_İstenen görev_. Lütfen aşağıdaki satırları boş olanları atlayarak bir Markdown tablosu olarak verin. "No" sütununa sıra numarasını, "Satır" sütununa da satırın kendisini yazın.

(Öğe kutusu kayıtları)

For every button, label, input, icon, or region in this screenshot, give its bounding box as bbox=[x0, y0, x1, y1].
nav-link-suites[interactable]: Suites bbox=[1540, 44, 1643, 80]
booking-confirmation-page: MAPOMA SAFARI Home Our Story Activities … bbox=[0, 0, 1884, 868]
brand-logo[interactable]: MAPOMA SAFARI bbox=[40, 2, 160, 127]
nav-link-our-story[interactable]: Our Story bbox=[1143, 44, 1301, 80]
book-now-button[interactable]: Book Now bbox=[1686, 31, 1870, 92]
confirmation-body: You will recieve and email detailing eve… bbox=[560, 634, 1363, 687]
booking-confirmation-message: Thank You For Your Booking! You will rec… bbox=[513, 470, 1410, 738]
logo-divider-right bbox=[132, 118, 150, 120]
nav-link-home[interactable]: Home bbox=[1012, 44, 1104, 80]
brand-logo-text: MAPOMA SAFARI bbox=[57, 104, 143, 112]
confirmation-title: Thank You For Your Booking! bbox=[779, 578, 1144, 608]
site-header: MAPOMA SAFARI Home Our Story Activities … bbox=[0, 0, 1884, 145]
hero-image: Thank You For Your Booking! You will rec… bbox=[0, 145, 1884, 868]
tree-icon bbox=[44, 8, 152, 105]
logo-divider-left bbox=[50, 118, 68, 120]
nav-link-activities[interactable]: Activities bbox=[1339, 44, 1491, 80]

_Yazılı yanıt_.
| No | Satır |
|---|---|
| 1 | For every button, label, input, icon, or region in this screenshot, give its bounding box as bbox=[x0, y0, x1, y1]. |
| 2 | nav-link-suites[interactable]: Suites bbox=[1540, 44, 1643, 80] |
| 3 | booking-confirmation-page: MAPOMA SAFARI Home Our Story Activities … bbox=[0, 0, 1884, 868] |
| 4 | brand-logo[interactable]: MAPOMA SAFARI bbox=[40, 2, 160, 127] |
| 5 | nav-link-our-story[interactable]: Our Story bbox=[1143, 44, 1301, 80] |
| 6 | book-now-button[interactable]: Book Now bbox=[1686, 31, 1870, 92] |
| 7 | confirmation-body: You will recieve and email detailing eve… bbox=[560, 634, 1363, 687] |
| 8 | booking-confirmation-message: Thank You For Your Booking! You will rec… bbox=[513, 470, 1410, 738] |
| 9 | logo-divider-right bbox=[132, 118, 150, 120] |
| 10 | nav-link-home[interactable]: Home bbox=[1012, 44, 1104, 80] |
| 11 | brand-logo-text: MAPOMA SAFARI bbox=[57, 104, 143, 112] |
| 12 | confirmation-title: Thank You For Your Booking! bbox=[779, 578, 1144, 608] |
| 13 | site-header: MAPOMA SAFARI Home Our Story Activities … bbox=[0, 0, 1884, 145] |
| 14 | hero-image: Thank You For Your Booking! You will rec… bbox=[0, 145, 1884, 868] |
| 15 | tree-icon bbox=[44, 8, 152, 105] |
| 16 | logo-divider-left bbox=[50, 118, 68, 120] |
| 17 | nav-link-activities[interactable]: Activities bbox=[1339, 44, 1491, 80] |